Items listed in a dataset
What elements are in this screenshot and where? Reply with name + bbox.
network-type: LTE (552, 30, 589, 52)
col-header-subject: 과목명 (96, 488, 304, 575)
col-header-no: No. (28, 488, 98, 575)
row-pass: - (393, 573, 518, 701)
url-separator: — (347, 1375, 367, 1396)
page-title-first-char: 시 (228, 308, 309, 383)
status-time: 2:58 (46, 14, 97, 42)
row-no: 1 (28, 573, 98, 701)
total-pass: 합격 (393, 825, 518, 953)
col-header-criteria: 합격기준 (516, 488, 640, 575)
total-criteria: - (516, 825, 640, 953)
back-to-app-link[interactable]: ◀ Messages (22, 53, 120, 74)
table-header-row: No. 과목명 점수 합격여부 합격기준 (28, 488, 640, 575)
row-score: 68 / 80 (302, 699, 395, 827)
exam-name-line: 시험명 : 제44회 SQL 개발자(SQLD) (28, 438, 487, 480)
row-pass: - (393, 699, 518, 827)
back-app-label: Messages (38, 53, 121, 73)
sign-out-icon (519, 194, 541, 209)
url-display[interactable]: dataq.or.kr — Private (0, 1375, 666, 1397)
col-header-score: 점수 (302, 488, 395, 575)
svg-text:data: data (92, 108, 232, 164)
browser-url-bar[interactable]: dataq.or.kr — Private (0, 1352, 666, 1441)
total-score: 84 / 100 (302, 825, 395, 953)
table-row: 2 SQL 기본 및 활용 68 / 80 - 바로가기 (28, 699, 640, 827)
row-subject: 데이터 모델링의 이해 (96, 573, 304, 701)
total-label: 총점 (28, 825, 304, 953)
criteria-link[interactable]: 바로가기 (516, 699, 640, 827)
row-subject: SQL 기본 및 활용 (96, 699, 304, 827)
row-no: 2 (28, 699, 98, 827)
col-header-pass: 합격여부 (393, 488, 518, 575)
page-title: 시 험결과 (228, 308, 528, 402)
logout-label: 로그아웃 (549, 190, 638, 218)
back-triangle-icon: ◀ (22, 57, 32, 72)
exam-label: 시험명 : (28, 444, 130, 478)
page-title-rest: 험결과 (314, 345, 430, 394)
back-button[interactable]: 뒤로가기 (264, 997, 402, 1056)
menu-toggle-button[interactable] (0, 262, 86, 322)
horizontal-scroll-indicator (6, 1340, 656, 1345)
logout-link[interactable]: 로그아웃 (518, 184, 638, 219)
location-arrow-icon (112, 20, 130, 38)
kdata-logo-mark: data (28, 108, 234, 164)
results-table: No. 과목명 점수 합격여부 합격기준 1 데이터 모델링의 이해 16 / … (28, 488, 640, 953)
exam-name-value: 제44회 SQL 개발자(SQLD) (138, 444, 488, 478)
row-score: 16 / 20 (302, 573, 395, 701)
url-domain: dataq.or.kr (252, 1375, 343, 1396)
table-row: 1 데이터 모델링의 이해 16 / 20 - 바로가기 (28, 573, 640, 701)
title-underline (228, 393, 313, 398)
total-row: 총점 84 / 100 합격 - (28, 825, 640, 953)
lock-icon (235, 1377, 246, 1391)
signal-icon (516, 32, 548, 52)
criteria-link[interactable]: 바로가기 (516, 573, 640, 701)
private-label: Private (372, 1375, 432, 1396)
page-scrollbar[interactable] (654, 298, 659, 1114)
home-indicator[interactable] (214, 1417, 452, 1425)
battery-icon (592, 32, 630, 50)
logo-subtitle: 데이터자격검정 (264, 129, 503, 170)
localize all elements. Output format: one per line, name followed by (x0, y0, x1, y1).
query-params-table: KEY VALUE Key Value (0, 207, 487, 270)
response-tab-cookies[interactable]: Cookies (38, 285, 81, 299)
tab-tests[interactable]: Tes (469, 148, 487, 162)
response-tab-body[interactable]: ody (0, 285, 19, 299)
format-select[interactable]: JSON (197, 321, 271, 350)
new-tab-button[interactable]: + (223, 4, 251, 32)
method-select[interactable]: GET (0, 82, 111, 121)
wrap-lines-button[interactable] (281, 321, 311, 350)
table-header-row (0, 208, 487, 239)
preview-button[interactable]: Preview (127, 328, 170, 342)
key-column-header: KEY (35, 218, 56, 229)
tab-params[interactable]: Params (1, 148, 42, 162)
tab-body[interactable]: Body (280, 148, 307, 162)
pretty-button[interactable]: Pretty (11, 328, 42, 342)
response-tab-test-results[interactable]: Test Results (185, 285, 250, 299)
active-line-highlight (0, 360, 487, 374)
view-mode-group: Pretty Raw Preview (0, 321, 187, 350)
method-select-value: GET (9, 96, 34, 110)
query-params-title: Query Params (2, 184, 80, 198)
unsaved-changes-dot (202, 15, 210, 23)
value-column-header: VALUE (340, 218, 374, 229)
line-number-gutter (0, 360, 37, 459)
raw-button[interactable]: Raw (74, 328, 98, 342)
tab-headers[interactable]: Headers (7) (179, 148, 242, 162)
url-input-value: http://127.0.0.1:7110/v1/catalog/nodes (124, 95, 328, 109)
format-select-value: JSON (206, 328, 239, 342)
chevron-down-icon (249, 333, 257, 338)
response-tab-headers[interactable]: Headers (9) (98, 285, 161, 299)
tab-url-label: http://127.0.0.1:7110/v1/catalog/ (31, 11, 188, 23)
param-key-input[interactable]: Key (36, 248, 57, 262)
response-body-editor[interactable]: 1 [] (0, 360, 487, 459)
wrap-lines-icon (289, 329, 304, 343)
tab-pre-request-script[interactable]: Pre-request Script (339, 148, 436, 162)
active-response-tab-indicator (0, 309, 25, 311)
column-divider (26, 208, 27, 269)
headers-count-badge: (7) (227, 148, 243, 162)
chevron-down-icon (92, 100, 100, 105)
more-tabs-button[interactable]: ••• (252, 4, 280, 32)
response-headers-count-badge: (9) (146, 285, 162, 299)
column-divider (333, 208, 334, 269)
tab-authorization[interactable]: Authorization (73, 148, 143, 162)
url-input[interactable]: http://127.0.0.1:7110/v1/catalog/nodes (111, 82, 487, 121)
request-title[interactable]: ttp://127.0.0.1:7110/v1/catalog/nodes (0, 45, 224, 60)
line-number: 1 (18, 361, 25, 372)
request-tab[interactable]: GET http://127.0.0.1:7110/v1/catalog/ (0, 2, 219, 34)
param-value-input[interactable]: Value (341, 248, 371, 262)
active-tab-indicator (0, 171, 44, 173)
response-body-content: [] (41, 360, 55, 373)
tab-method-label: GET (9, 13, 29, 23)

## EXERCISE
Rewrite all the records above, changing "interactable" to "clickable" wherever it occurs and leaving everything else untouched.

## OUTPUT
What elements are in this screenshot and where? Reply with name + bbox.
network-type: LTE (552, 30, 589, 52)
col-header-subject: 과목명 (96, 488, 304, 575)
col-header-no: No. (28, 488, 98, 575)
row-pass: - (393, 573, 518, 701)
url-separator: — (347, 1375, 367, 1396)
page-title-first-char: 시 (228, 308, 309, 383)
status-time: 2:58 (46, 14, 97, 42)
row-no: 1 (28, 573, 98, 701)
total-pass: 합격 (393, 825, 518, 953)
col-header-criteria: 합격기준 (516, 488, 640, 575)
total-criteria: - (516, 825, 640, 953)
back-to-app-link[clickable]: ◀ Messages (22, 53, 120, 74)
table-header-row: No. 과목명 점수 합격여부 합격기준 (28, 488, 640, 575)
row-score: 68 / 80 (302, 699, 395, 827)
exam-name-line: 시험명 : 제44회 SQL 개발자(SQLD) (28, 438, 487, 480)
row-pass: - (393, 699, 518, 827)
back-app-label: Messages (38, 53, 121, 73)
sign-out-icon (519, 194, 541, 209)
url-display[clickable]: dataq.or.kr — Private (0, 1375, 666, 1397)
col-header-score: 점수 (302, 488, 395, 575)
svg-text:data: data (92, 108, 232, 164)
browser-url-bar[clickable]: dataq.or.kr — Private (0, 1352, 666, 1441)
total-score: 84 / 100 (302, 825, 395, 953)
table-row: 2 SQL 기본 및 활용 68 / 80 - 바로가기 (28, 699, 640, 827)
row-subject: 데이터 모델링의 이해 (96, 573, 304, 701)
total-label: 총점 (28, 825, 304, 953)
criteria-link[clickable]: 바로가기 (516, 699, 640, 827)
row-subject: SQL 기본 및 활용 (96, 699, 304, 827)
row-no: 2 (28, 699, 98, 827)
col-header-pass: 합격여부 (393, 488, 518, 575)
page-title: 시 험결과 (228, 308, 528, 402)
logout-label: 로그아웃 (549, 190, 638, 218)
back-triangle-icon: ◀ (22, 57, 32, 72)
exam-label: 시험명 : (28, 444, 130, 478)
page-title-rest: 험결과 (314, 345, 430, 394)
back-button[clickable]: 뒤로가기 (264, 997, 402, 1056)
menu-toggle-button[clickable] (0, 262, 86, 322)
horizontal-scroll-indicator (6, 1340, 656, 1345)
logout-link[clickable]: 로그아웃 (518, 184, 638, 219)
location-arrow-icon (112, 20, 130, 38)
kdata-logo-mark: data (28, 108, 234, 164)
results-table: No. 과목명 점수 합격여부 합격기준 1 데이터 모델링의 이해 16 / … (28, 488, 640, 953)
exam-name-value: 제44회 SQL 개발자(SQLD) (138, 444, 488, 478)
row-score: 16 / 20 (302, 573, 395, 701)
url-domain: dataq.or.kr (252, 1375, 343, 1396)
table-row: 1 데이터 모델링의 이해 16 / 20 - 바로가기 (28, 573, 640, 701)
title-underline (228, 393, 313, 398)
total-row: 총점 84 / 100 합격 - (28, 825, 640, 953)
lock-icon (235, 1377, 246, 1391)
signal-icon (516, 32, 548, 52)
criteria-link[clickable]: 바로가기 (516, 573, 640, 701)
private-label: Private (372, 1375, 432, 1396)
page-scrollbar[clickable] (654, 298, 659, 1114)
home-indicator[clickable] (214, 1417, 452, 1425)
battery-icon (592, 32, 630, 50)
logo-subtitle: 데이터자격검정 (264, 129, 503, 170)
localize all elements. Output format: one per line, name followed by (x0, y0, x1, y1).
query-params-table: KEY VALUE Key Value (0, 207, 487, 270)
response-tab-cookies[clickable]: Cookies (38, 285, 81, 299)
tab-tests[clickable]: Tes (469, 148, 487, 162)
response-tab-body[clickable]: ody (0, 285, 19, 299)
format-select[clickable]: JSON (197, 321, 271, 350)
new-tab-button[clickable]: + (223, 4, 251, 32)
method-select[clickable]: GET (0, 82, 111, 121)
wrap-lines-button[clickable] (281, 321, 311, 350)
table-header-row (0, 208, 487, 239)
preview-button[clickable]: Preview (127, 328, 170, 342)
key-column-header: KEY (35, 218, 56, 229)
tab-params[clickable]: Params (1, 148, 42, 162)
tab-body[clickable]: Body (280, 148, 307, 162)
pretty-button[clickable]: Pretty (11, 328, 42, 342)
response-tab-test-results[clickable]: Test Results (185, 285, 250, 299)
active-line-highlight (0, 360, 487, 374)
view-mode-group: Pretty Raw Preview (0, 321, 187, 350)
method-select-value: GET (9, 96, 34, 110)
query-params-title: Query Params (2, 184, 80, 198)
unsaved-changes-dot (202, 15, 210, 23)
value-column-header: VALUE (340, 218, 374, 229)
line-number-gutter (0, 360, 37, 459)
raw-button[clickable]: Raw (74, 328, 98, 342)
tab-headers[clickable]: Headers (7) (179, 148, 242, 162)
url-input-value: http://127.0.0.1:7110/v1/catalog/nodes (124, 95, 328, 109)
format-select-value: JSON (206, 328, 239, 342)
chevron-down-icon (249, 333, 257, 338)
response-tab-headers[clickable]: Headers (9) (98, 285, 161, 299)
tab-url-label: http://127.0.0.1:7110/v1/catalog/ (31, 11, 188, 23)
param-key-input[clickable]: Key (36, 248, 57, 262)
response-body-editor[clickable]: 1 [] (0, 360, 487, 459)
wrap-lines-icon (289, 329, 304, 343)
tab-pre-request-script[clickable]: Pre-request Script (339, 148, 436, 162)
active-response-tab-indicator (0, 309, 25, 311)
column-divider (26, 208, 27, 269)
headers-count-badge: (7) (227, 148, 243, 162)
chevron-down-icon (92, 100, 100, 105)
more-tabs-button[clickable]: ••• (252, 4, 280, 32)
response-headers-count-badge: (9) (146, 285, 162, 299)
column-divider (333, 208, 334, 269)
tab-authorization[clickable]: Authorization (73, 148, 143, 162)
url-input[clickable]: http://127.0.0.1:7110/v1/catalog/nodes (111, 82, 487, 121)
request-title[clickable]: ttp://127.0.0.1:7110/v1/catalog/nodes (0, 45, 224, 60)
line-number: 1 (18, 361, 25, 372)
request-tab[clickable]: GET http://127.0.0.1:7110/v1/catalog/ (0, 2, 219, 34)
param-value-input[clickable]: Value (341, 248, 371, 262)
active-tab-indicator (0, 171, 44, 173)
response-body-content: [] (41, 360, 55, 373)
tab-method-label: GET (9, 13, 29, 23)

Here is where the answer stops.